▶ **The request**: Write out the records beneath this line exactly as they appear, minus any images.

▶ **Data shown**:
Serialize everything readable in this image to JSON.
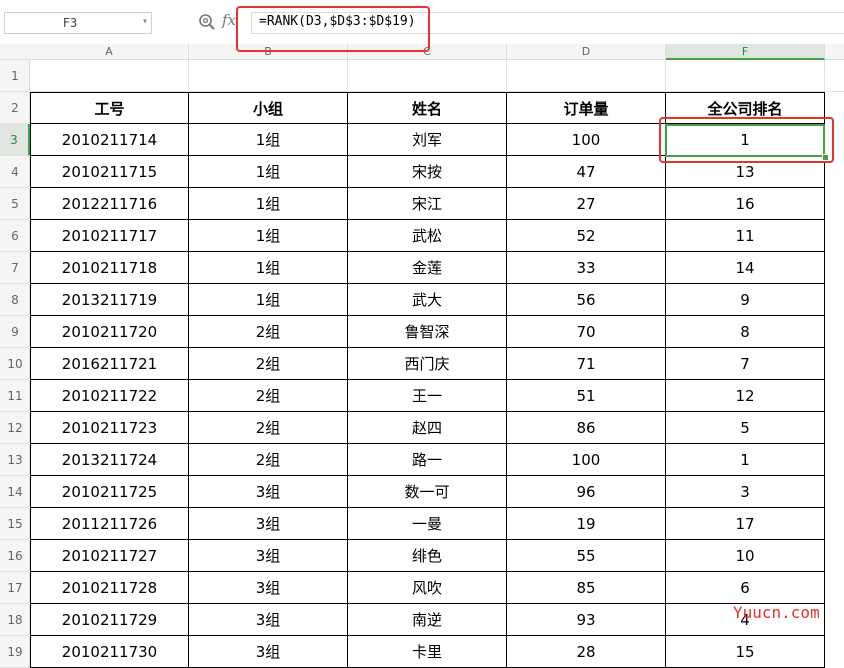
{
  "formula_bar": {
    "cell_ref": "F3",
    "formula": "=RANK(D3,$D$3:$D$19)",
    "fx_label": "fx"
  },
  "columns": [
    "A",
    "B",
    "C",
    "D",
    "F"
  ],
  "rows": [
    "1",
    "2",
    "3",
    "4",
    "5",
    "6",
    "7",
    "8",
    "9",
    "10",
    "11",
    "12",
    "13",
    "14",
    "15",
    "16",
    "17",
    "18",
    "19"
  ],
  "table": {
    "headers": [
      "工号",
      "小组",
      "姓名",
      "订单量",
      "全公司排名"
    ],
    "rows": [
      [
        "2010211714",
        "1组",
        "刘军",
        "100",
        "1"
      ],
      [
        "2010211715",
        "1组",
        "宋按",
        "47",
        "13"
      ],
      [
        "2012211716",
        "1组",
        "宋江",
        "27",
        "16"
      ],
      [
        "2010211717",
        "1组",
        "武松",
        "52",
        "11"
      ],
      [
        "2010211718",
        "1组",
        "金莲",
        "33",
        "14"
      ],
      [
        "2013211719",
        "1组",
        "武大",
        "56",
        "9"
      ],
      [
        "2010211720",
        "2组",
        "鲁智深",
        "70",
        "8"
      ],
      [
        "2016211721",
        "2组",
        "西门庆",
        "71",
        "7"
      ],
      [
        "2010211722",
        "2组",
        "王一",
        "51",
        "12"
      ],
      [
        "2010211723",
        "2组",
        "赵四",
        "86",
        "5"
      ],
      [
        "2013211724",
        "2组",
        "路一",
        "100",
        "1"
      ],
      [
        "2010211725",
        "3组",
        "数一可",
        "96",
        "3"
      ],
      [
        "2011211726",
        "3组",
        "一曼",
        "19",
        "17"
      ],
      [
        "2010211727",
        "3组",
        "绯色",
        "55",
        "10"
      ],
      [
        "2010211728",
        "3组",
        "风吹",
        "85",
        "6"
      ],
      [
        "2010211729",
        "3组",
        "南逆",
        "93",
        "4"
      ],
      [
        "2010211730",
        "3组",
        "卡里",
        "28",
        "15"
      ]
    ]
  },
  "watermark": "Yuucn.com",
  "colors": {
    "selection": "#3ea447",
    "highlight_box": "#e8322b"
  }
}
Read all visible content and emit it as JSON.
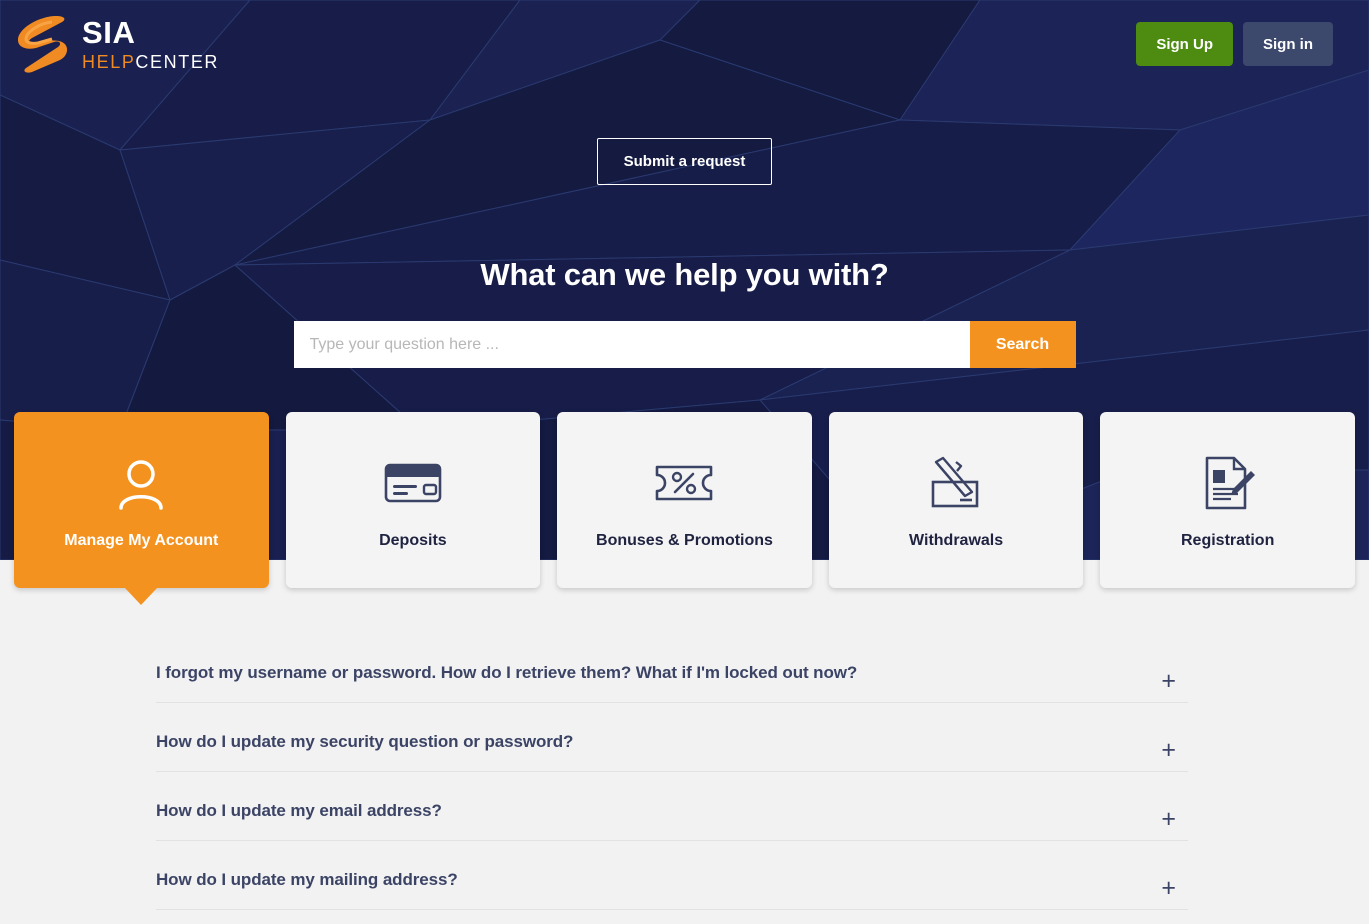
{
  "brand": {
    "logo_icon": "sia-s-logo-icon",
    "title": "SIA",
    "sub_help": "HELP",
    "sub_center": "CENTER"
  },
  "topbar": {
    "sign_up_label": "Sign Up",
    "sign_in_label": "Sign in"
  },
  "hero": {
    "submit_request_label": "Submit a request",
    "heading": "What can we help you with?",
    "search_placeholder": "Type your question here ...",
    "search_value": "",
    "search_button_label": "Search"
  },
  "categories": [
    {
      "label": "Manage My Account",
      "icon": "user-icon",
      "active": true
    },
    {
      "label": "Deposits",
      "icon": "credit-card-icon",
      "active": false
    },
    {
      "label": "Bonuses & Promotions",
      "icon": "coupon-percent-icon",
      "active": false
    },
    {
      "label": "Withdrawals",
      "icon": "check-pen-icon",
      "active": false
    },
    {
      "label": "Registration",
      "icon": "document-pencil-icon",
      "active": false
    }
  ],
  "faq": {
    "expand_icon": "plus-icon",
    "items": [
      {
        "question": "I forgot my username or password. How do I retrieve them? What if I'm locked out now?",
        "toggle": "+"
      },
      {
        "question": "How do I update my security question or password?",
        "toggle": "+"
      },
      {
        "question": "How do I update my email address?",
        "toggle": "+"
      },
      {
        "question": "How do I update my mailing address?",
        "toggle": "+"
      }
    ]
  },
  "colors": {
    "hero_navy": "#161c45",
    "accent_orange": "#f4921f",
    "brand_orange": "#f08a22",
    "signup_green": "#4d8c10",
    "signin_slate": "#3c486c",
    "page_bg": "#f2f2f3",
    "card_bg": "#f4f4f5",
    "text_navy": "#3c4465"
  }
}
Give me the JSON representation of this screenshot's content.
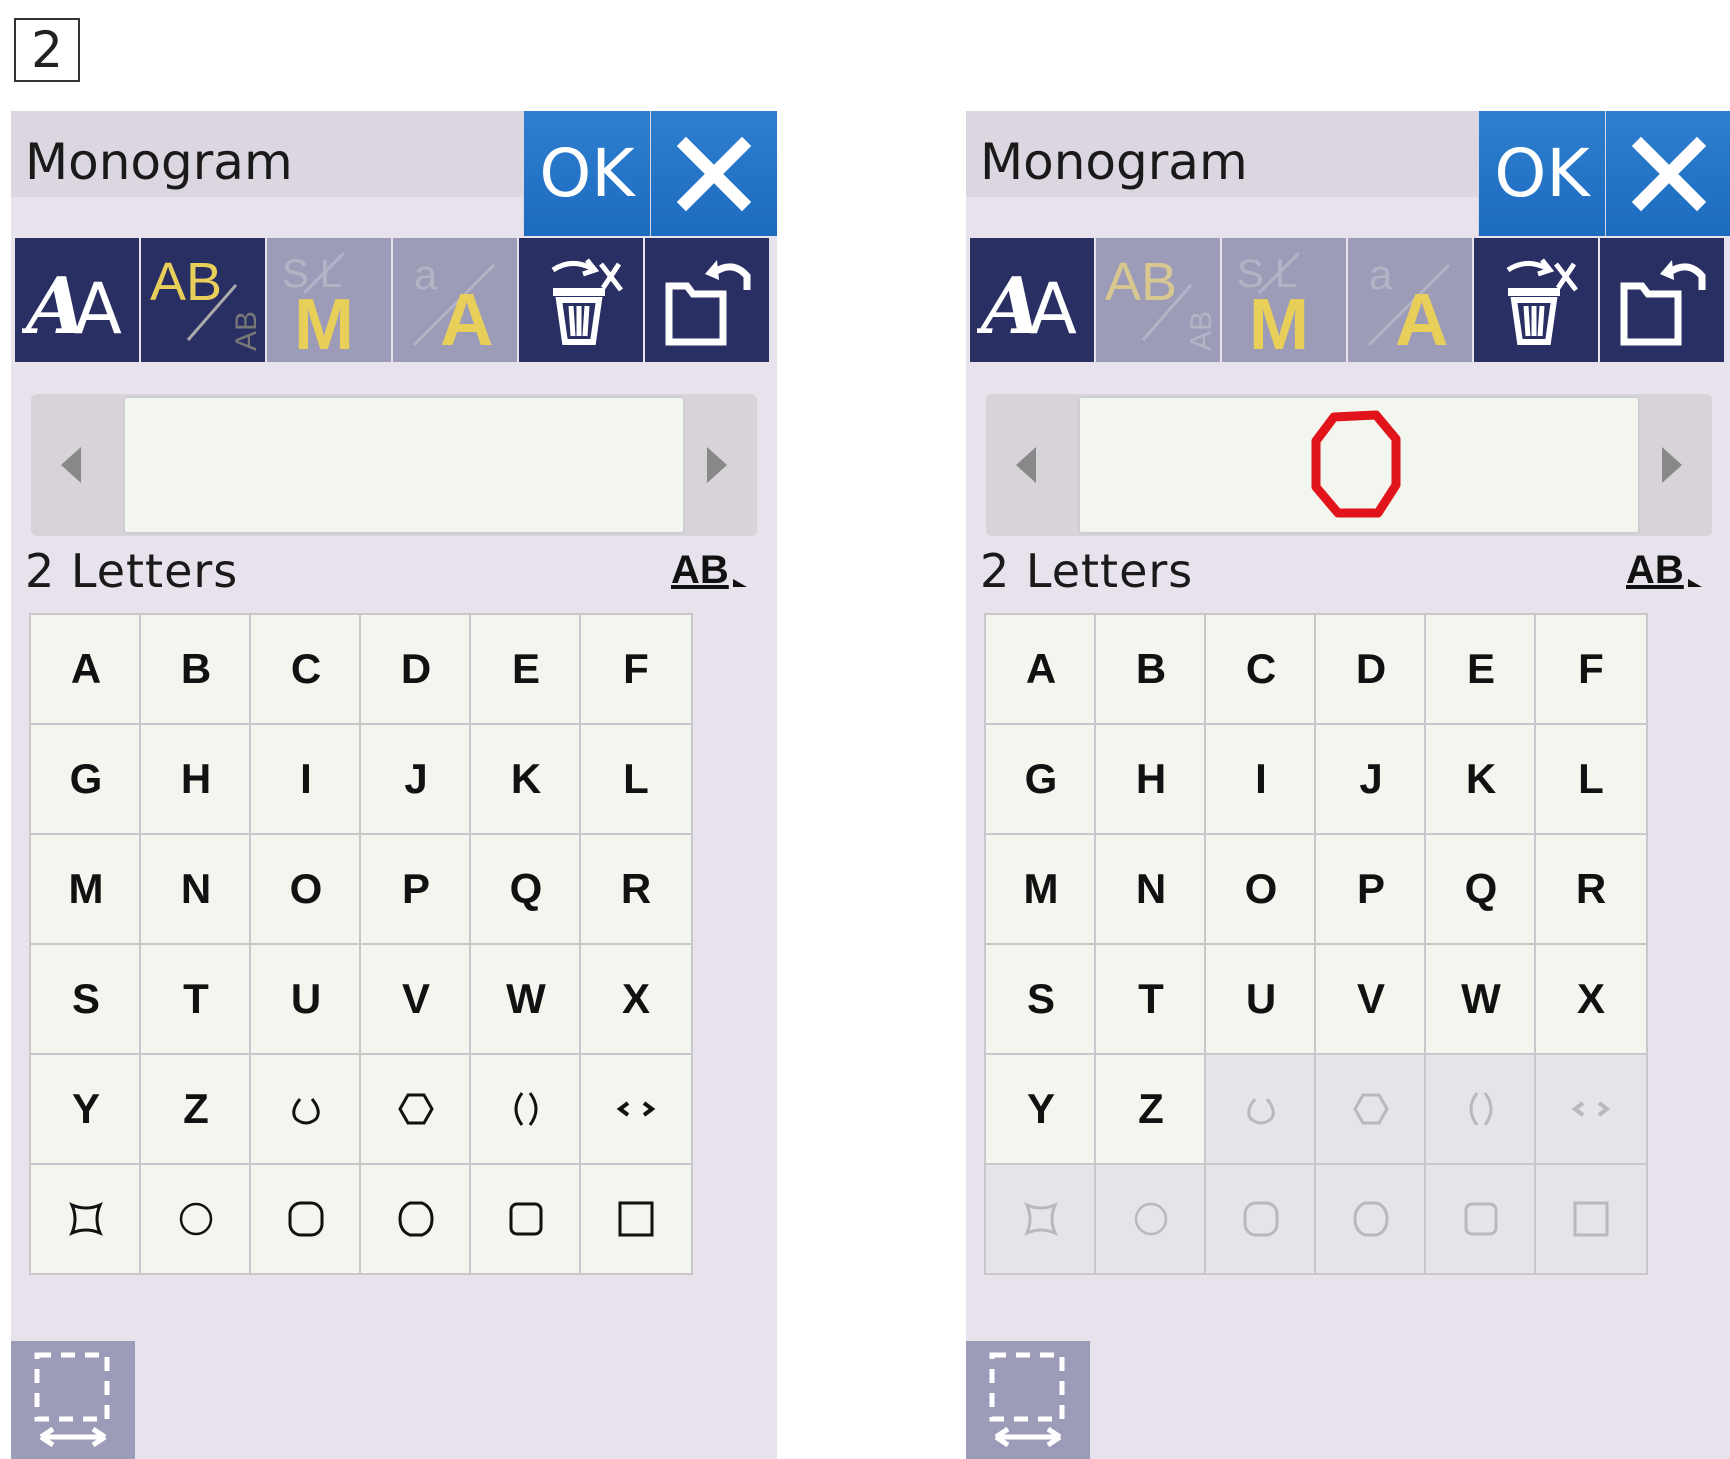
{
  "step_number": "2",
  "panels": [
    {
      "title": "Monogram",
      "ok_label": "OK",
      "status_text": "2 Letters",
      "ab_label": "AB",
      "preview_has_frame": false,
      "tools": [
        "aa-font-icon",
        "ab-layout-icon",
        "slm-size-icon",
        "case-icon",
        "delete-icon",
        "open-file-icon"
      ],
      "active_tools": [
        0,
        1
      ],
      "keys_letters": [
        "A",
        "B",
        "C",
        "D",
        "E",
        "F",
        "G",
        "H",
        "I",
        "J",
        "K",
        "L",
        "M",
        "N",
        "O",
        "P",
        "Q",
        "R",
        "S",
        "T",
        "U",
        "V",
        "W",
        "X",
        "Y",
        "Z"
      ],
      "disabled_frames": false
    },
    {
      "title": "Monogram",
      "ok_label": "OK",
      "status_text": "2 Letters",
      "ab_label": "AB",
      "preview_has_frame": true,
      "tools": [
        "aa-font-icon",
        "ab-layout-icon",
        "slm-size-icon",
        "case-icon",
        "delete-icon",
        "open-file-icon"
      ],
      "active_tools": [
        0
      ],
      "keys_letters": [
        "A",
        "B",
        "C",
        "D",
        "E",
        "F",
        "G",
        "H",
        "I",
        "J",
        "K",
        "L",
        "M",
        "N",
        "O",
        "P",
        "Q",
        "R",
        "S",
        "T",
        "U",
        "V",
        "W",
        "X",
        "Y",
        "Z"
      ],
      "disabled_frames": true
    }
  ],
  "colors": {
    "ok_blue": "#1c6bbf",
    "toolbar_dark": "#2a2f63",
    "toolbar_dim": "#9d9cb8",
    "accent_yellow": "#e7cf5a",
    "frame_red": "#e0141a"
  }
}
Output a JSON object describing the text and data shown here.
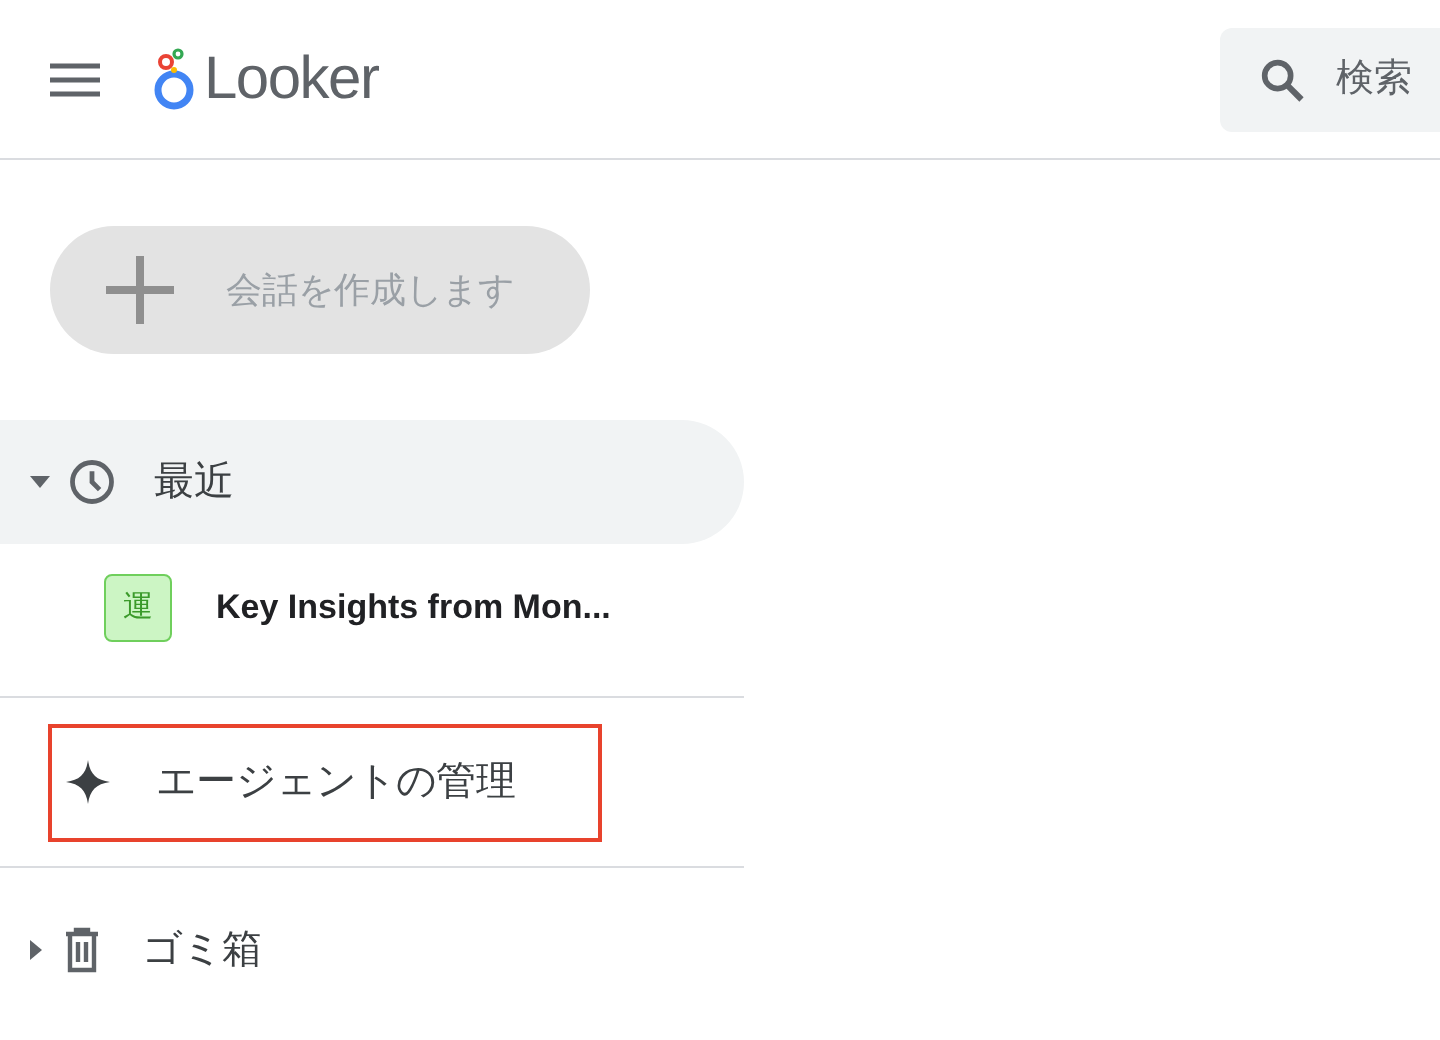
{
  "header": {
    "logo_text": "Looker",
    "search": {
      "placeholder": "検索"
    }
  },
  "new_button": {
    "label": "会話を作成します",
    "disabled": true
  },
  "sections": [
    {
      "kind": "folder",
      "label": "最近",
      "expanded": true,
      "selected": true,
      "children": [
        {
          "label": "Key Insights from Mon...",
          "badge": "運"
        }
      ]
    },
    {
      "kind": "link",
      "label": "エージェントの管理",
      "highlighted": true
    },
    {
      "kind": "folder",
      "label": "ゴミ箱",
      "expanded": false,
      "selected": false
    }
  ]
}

▶ **Complete response**:
Serialize everything readable in this image to JSON.
{
  "formula_bar": {
    "cell_ref": "F3",
    "formula": "=RANK(D3,$D$3:$D$19)",
    "fx_label": "fx"
  },
  "columns": [
    "A",
    "B",
    "C",
    "D",
    "F"
  ],
  "rows": [
    "1",
    "2",
    "3",
    "4",
    "5",
    "6",
    "7",
    "8",
    "9",
    "10",
    "11",
    "12",
    "13",
    "14",
    "15",
    "16",
    "17",
    "18",
    "19"
  ],
  "table": {
    "headers": [
      "工号",
      "小组",
      "姓名",
      "订单量",
      "全公司排名"
    ],
    "rows": [
      [
        "2010211714",
        "1组",
        "刘军",
        "100",
        "1"
      ],
      [
        "2010211715",
        "1组",
        "宋按",
        "47",
        "13"
      ],
      [
        "2012211716",
        "1组",
        "宋江",
        "27",
        "16"
      ],
      [
        "2010211717",
        "1组",
        "武松",
        "52",
        "11"
      ],
      [
        "2010211718",
        "1组",
        "金莲",
        "33",
        "14"
      ],
      [
        "2013211719",
        "1组",
        "武大",
        "56",
        "9"
      ],
      [
        "2010211720",
        "2组",
        "鲁智深",
        "70",
        "8"
      ],
      [
        "2016211721",
        "2组",
        "西门庆",
        "71",
        "7"
      ],
      [
        "2010211722",
        "2组",
        "王一",
        "51",
        "12"
      ],
      [
        "2010211723",
        "2组",
        "赵四",
        "86",
        "5"
      ],
      [
        "2013211724",
        "2组",
        "路一",
        "100",
        "1"
      ],
      [
        "2010211725",
        "3组",
        "数一可",
        "96",
        "3"
      ],
      [
        "2011211726",
        "3组",
        "一曼",
        "19",
        "17"
      ],
      [
        "2010211727",
        "3组",
        "绯色",
        "55",
        "10"
      ],
      [
        "2010211728",
        "3组",
        "风吹",
        "85",
        "6"
      ],
      [
        "2010211729",
        "3组",
        "南逆",
        "93",
        "4"
      ],
      [
        "2010211730",
        "3组",
        "卡里",
        "28",
        "15"
      ]
    ]
  },
  "watermark": "Yuucn.com",
  "colors": {
    "selection": "#3ea447",
    "highlight_box": "#e8322b"
  }
}
Read all visible content and emit it as JSON.
{
  "brand": {
    "logo_icon": "sia-s-logo-icon",
    "title": "SIA",
    "sub_help": "HELP",
    "sub_center": "CENTER"
  },
  "topbar": {
    "sign_up_label": "Sign Up",
    "sign_in_label": "Sign in"
  },
  "hero": {
    "submit_request_label": "Submit a request",
    "heading": "What can we help you with?",
    "search_placeholder": "Type your question here ...",
    "search_value": "",
    "search_button_label": "Search"
  },
  "categories": [
    {
      "label": "Manage My Account",
      "icon": "user-icon",
      "active": true
    },
    {
      "label": "Deposits",
      "icon": "credit-card-icon",
      "active": false
    },
    {
      "label": "Bonuses & Promotions",
      "icon": "coupon-percent-icon",
      "active": false
    },
    {
      "label": "Withdrawals",
      "icon": "check-pen-icon",
      "active": false
    },
    {
      "label": "Registration",
      "icon": "document-pencil-icon",
      "active": false
    }
  ],
  "faq": {
    "expand_icon": "plus-icon",
    "items": [
      {
        "question": "I forgot my username or password. How do I retrieve them? What if I'm locked out now?",
        "toggle": "+"
      },
      {
        "question": "How do I update my security question or password?",
        "toggle": "+"
      },
      {
        "question": "How do I update my email address?",
        "toggle": "+"
      },
      {
        "question": "How do I update my mailing address?",
        "toggle": "+"
      }
    ]
  },
  "colors": {
    "hero_navy": "#161c45",
    "accent_orange": "#f4921f",
    "brand_orange": "#f08a22",
    "signup_green": "#4d8c10",
    "signin_slate": "#3c486c",
    "page_bg": "#f2f2f3",
    "card_bg": "#f4f4f5",
    "text_navy": "#3c4465"
  }
}
Give me the JSON representation of this screenshot's content.
{
  "step_number": "2",
  "panels": [
    {
      "title": "Monogram",
      "ok_label": "OK",
      "status_text": "2 Letters",
      "ab_label": "AB",
      "preview_has_frame": false,
      "tools": [
        "aa-font-icon",
        "ab-layout-icon",
        "slm-size-icon",
        "case-icon",
        "delete-icon",
        "open-file-icon"
      ],
      "active_tools": [
        0,
        1
      ],
      "keys_letters": [
        "A",
        "B",
        "C",
        "D",
        "E",
        "F",
        "G",
        "H",
        "I",
        "J",
        "K",
        "L",
        "M",
        "N",
        "O",
        "P",
        "Q",
        "R",
        "S",
        "T",
        "U",
        "V",
        "W",
        "X",
        "Y",
        "Z"
      ],
      "disabled_frames": false
    },
    {
      "title": "Monogram",
      "ok_label": "OK",
      "status_text": "2 Letters",
      "ab_label": "AB",
      "preview_has_frame": true,
      "tools": [
        "aa-font-icon",
        "ab-layout-icon",
        "slm-size-icon",
        "case-icon",
        "delete-icon",
        "open-file-icon"
      ],
      "active_tools": [
        0
      ],
      "keys_letters": [
        "A",
        "B",
        "C",
        "D",
        "E",
        "F",
        "G",
        "H",
        "I",
        "J",
        "K",
        "L",
        "M",
        "N",
        "O",
        "P",
        "Q",
        "R",
        "S",
        "T",
        "U",
        "V",
        "W",
        "X",
        "Y",
        "Z"
      ],
      "disabled_frames": true
    }
  ],
  "colors": {
    "ok_blue": "#1c6bbf",
    "toolbar_dark": "#2a2f63",
    "toolbar_dim": "#9d9cb8",
    "accent_yellow": "#e7cf5a",
    "frame_red": "#e0141a"
  }
}
Output a JSON object describing the text and data shown here.
{
  "header": {
    "logo_text": "Looker",
    "search": {
      "placeholder": "検索"
    }
  },
  "new_button": {
    "label": "会話を作成します",
    "disabled": true
  },
  "sections": [
    {
      "kind": "folder",
      "label": "最近",
      "expanded": true,
      "selected": true,
      "children": [
        {
          "label": "Key Insights from Mon...",
          "badge": "運"
        }
      ]
    },
    {
      "kind": "link",
      "label": "エージェントの管理",
      "highlighted": true
    },
    {
      "kind": "folder",
      "label": "ゴミ箱",
      "expanded": false,
      "selected": false
    }
  ]
}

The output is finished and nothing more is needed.